Output every entry exactly as written, skipping any pictures.

■ Data ■
_ _ _ _ _ _ _

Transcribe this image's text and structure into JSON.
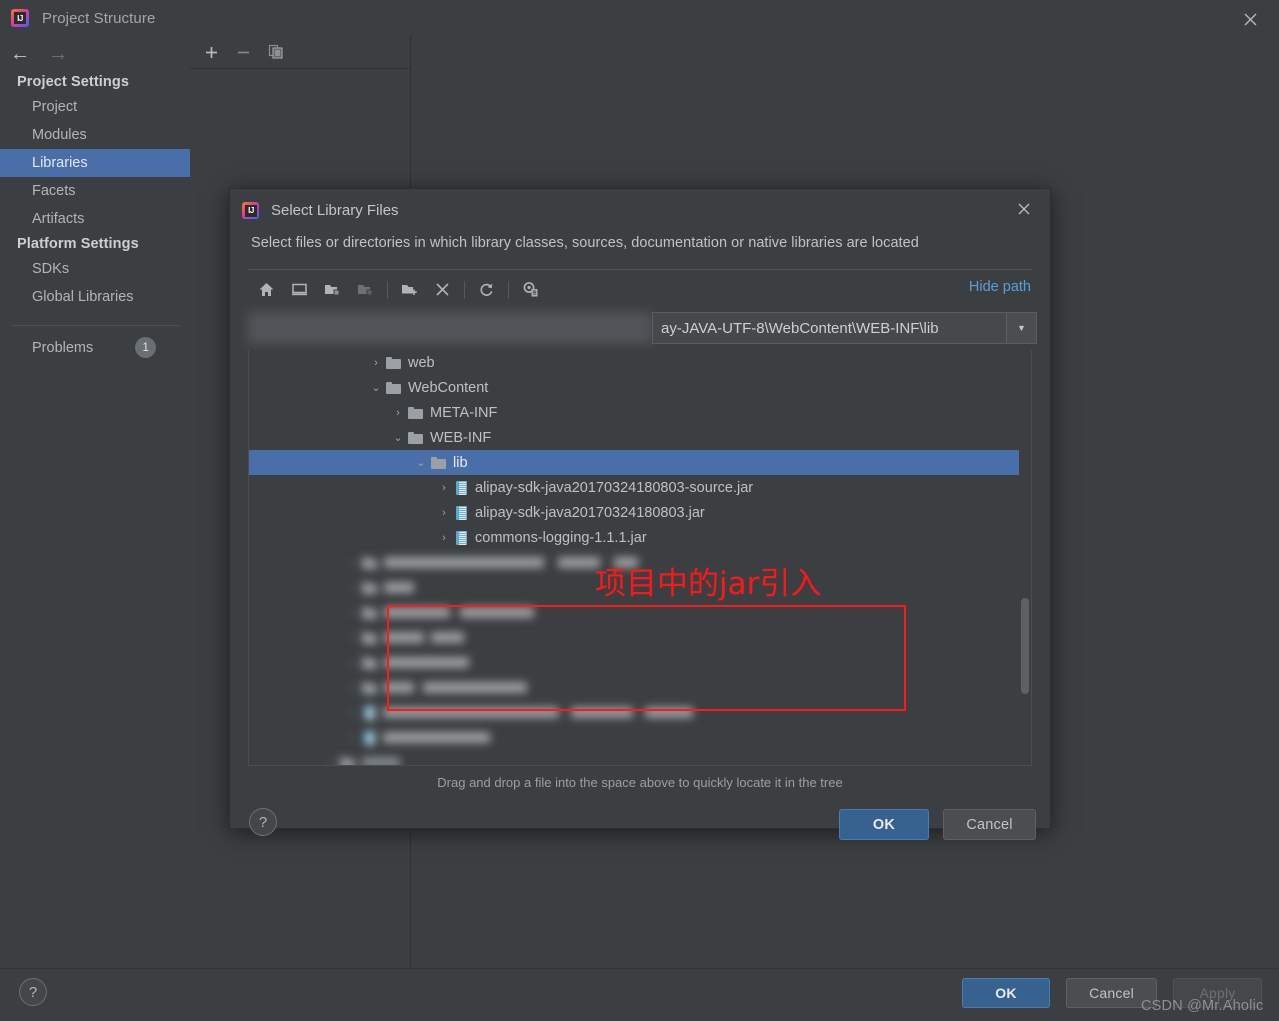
{
  "window": {
    "title": "Project Structure",
    "close_icon": "close-icon",
    "logo_text": "IJ"
  },
  "sidebar": {
    "back_icon": "←",
    "forward_icon": "→",
    "sections": [
      {
        "heading": "Project Settings",
        "items": [
          {
            "label": "Project",
            "selected": false
          },
          {
            "label": "Modules",
            "selected": false
          },
          {
            "label": "Libraries",
            "selected": true
          },
          {
            "label": "Facets",
            "selected": false
          },
          {
            "label": "Artifacts",
            "selected": false
          }
        ]
      },
      {
        "heading": "Platform Settings",
        "items": [
          {
            "label": "SDKs",
            "selected": false
          },
          {
            "label": "Global Libraries",
            "selected": false
          }
        ]
      }
    ],
    "problems": {
      "label": "Problems",
      "count": "1"
    }
  },
  "content": {
    "toolbar": [
      {
        "name": "add-button",
        "glyph": "+"
      },
      {
        "name": "remove-button",
        "glyph": "−"
      },
      {
        "name": "copy-button",
        "glyph": "copy-icon"
      }
    ]
  },
  "main_buttons": {
    "help_label": "?",
    "ok": "OK",
    "cancel": "Cancel",
    "apply": "Apply"
  },
  "watermark": "CSDN @Mr.Aholic",
  "dialog": {
    "title": "Select Library Files",
    "close_icon": "close-icon",
    "subtitle": "Select files or directories in which library classes, sources, documentation or native libraries are located",
    "toolbar": [
      {
        "name": "home-icon",
        "disabled": false
      },
      {
        "name": "desktop-icon",
        "disabled": false
      },
      {
        "name": "project-folder-icon",
        "disabled": false
      },
      {
        "name": "module-folder-icon",
        "disabled": true
      },
      {
        "name": "new-folder-icon",
        "disabled": false
      },
      {
        "name": "delete-icon",
        "disabled": false
      },
      {
        "name": "refresh-icon",
        "disabled": false
      },
      {
        "name": "show-hidden-icon",
        "disabled": false
      }
    ],
    "hide_path_label": "Hide path",
    "path_value": "ay-JAVA-UTF-8\\WebContent\\WEB-INF\\lib",
    "path_blurred_prefix": "                    ",
    "path_dropdown_icon": "▼",
    "tree": [
      {
        "label": "web",
        "indent": 2,
        "twisty": "›",
        "type": "folder",
        "selected": false
      },
      {
        "label": "WebContent",
        "indent": 2,
        "twisty": "⌄",
        "type": "folder",
        "selected": false
      },
      {
        "label": "META-INF",
        "indent": 3,
        "twisty": "›",
        "type": "folder",
        "selected": false
      },
      {
        "label": "WEB-INF",
        "indent": 3,
        "twisty": "⌄",
        "type": "folder",
        "selected": false
      },
      {
        "label": "lib",
        "indent": 4,
        "twisty": "⌄",
        "type": "folder",
        "selected": true
      },
      {
        "label": "alipay-sdk-java20170324180803-source.jar",
        "indent": 5,
        "twisty": "›",
        "type": "jar",
        "selected": false
      },
      {
        "label": "alipay-sdk-java20170324180803.jar",
        "indent": 5,
        "twisty": "›",
        "type": "jar",
        "selected": false
      },
      {
        "label": "commons-logging-1.1.1.jar",
        "indent": 5,
        "twisty": "›",
        "type": "jar",
        "selected": false
      }
    ],
    "blurred_rows": [
      {
        "indent": 2,
        "type": "folder",
        "widths": [
          160,
          42,
          24
        ]
      },
      {
        "indent": 2,
        "type": "folder",
        "widths": [
          30
        ]
      },
      {
        "indent": 2,
        "type": "folder",
        "widths": [
          66,
          74
        ]
      },
      {
        "indent": 2,
        "type": "folder",
        "widths": [
          40,
          33
        ]
      },
      {
        "indent": 2,
        "type": "folder",
        "widths": [
          85
        ]
      },
      {
        "indent": 2,
        "type": "folder",
        "widths": [
          30,
          104
        ]
      },
      {
        "indent": 2,
        "type": "jar",
        "widths": [
          176,
          62,
          48
        ]
      },
      {
        "indent": 2,
        "type": "jar",
        "widths": [
          107
        ]
      },
      {
        "indent": 1,
        "type": "folder",
        "widths": [
          38
        ]
      }
    ],
    "annotation": {
      "text": "项目中的jar引入",
      "color": "#ff1717"
    },
    "hint": "Drag and drop a file into the space above to quickly locate it in the tree",
    "help_label": "?",
    "ok": "OK",
    "cancel": "Cancel"
  },
  "colors": {
    "background": "#3c3f41",
    "selection_blue": "#4a6fa8",
    "primary_button": "#37618e",
    "link_blue": "#5a9ed8",
    "annotation_red": "#ff1717"
  }
}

_ _ _ _ _ _ _

■ Result ■
Transcribe this image's text and structure into JSON.
{
  "window": {
    "title": "Project Structure",
    "close_icon": "close-icon",
    "logo_text": "IJ"
  },
  "sidebar": {
    "back_icon": "←",
    "forward_icon": "→",
    "sections": [
      {
        "heading": "Project Settings",
        "items": [
          {
            "label": "Project",
            "selected": false
          },
          {
            "label": "Modules",
            "selected": false
          },
          {
            "label": "Libraries",
            "selected": true
          },
          {
            "label": "Facets",
            "selected": false
          },
          {
            "label": "Artifacts",
            "selected": false
          }
        ]
      },
      {
        "heading": "Platform Settings",
        "items": [
          {
            "label": "SDKs",
            "selected": false
          },
          {
            "label": "Global Libraries",
            "selected": false
          }
        ]
      }
    ],
    "problems": {
      "label": "Problems",
      "count": "1"
    }
  },
  "content": {
    "toolbar": [
      {
        "name": "add-button",
        "glyph": "+"
      },
      {
        "name": "remove-button",
        "glyph": "−"
      },
      {
        "name": "copy-button",
        "glyph": "copy-icon"
      }
    ]
  },
  "main_buttons": {
    "help_label": "?",
    "ok": "OK",
    "cancel": "Cancel",
    "apply": "Apply"
  },
  "watermark": "CSDN @Mr.Aholic",
  "dialog": {
    "title": "Select Library Files",
    "close_icon": "close-icon",
    "subtitle": "Select files or directories in which library classes, sources, documentation or native libraries are located",
    "toolbar": [
      {
        "name": "home-icon",
        "disabled": false
      },
      {
        "name": "desktop-icon",
        "disabled": false
      },
      {
        "name": "project-folder-icon",
        "disabled": false
      },
      {
        "name": "module-folder-icon",
        "disabled": true
      },
      {
        "name": "new-folder-icon",
        "disabled": false
      },
      {
        "name": "delete-icon",
        "disabled": false
      },
      {
        "name": "refresh-icon",
        "disabled": false
      },
      {
        "name": "show-hidden-icon",
        "disabled": false
      }
    ],
    "hide_path_label": "Hide path",
    "path_value": "ay-JAVA-UTF-8\\WebContent\\WEB-INF\\lib",
    "path_blurred_prefix": "                    ",
    "path_dropdown_icon": "▼",
    "tree": [
      {
        "label": "web",
        "indent": 2,
        "twisty": "›",
        "type": "folder",
        "selected": false
      },
      {
        "label": "WebContent",
        "indent": 2,
        "twisty": "⌄",
        "type": "folder",
        "selected": false
      },
      {
        "label": "META-INF",
        "indent": 3,
        "twisty": "›",
        "type": "folder",
        "selected": false
      },
      {
        "label": "WEB-INF",
        "indent": 3,
        "twisty": "⌄",
        "type": "folder",
        "selected": false
      },
      {
        "label": "lib",
        "indent": 4,
        "twisty": "⌄",
        "type": "folder",
        "selected": true
      },
      {
        "label": "alipay-sdk-java20170324180803-source.jar",
        "indent": 5,
        "twisty": "›",
        "type": "jar",
        "selected": false
      },
      {
        "label": "alipay-sdk-java20170324180803.jar",
        "indent": 5,
        "twisty": "›",
        "type": "jar",
        "selected": false
      },
      {
        "label": "commons-logging-1.1.1.jar",
        "indent": 5,
        "twisty": "›",
        "type": "jar",
        "selected": false
      }
    ],
    "blurred_rows": [
      {
        "indent": 2,
        "type": "folder",
        "widths": [
          160,
          42,
          24
        ]
      },
      {
        "indent": 2,
        "type": "folder",
        "widths": [
          30
        ]
      },
      {
        "indent": 2,
        "type": "folder",
        "widths": [
          66,
          74
        ]
      },
      {
        "indent": 2,
        "type": "folder",
        "widths": [
          40,
          33
        ]
      },
      {
        "indent": 2,
        "type": "folder",
        "widths": [
          85
        ]
      },
      {
        "indent": 2,
        "type": "folder",
        "widths": [
          30,
          104
        ]
      },
      {
        "indent": 2,
        "type": "jar",
        "widths": [
          176,
          62,
          48
        ]
      },
      {
        "indent": 2,
        "type": "jar",
        "widths": [
          107
        ]
      },
      {
        "indent": 1,
        "type": "folder",
        "widths": [
          38
        ]
      }
    ],
    "annotation": {
      "text": "项目中的jar引入",
      "color": "#ff1717"
    },
    "hint": "Drag and drop a file into the space above to quickly locate it in the tree",
    "help_label": "?",
    "ok": "OK",
    "cancel": "Cancel"
  },
  "colors": {
    "background": "#3c3f41",
    "selection_blue": "#4a6fa8",
    "primary_button": "#37618e",
    "link_blue": "#5a9ed8",
    "annotation_red": "#ff1717"
  }
}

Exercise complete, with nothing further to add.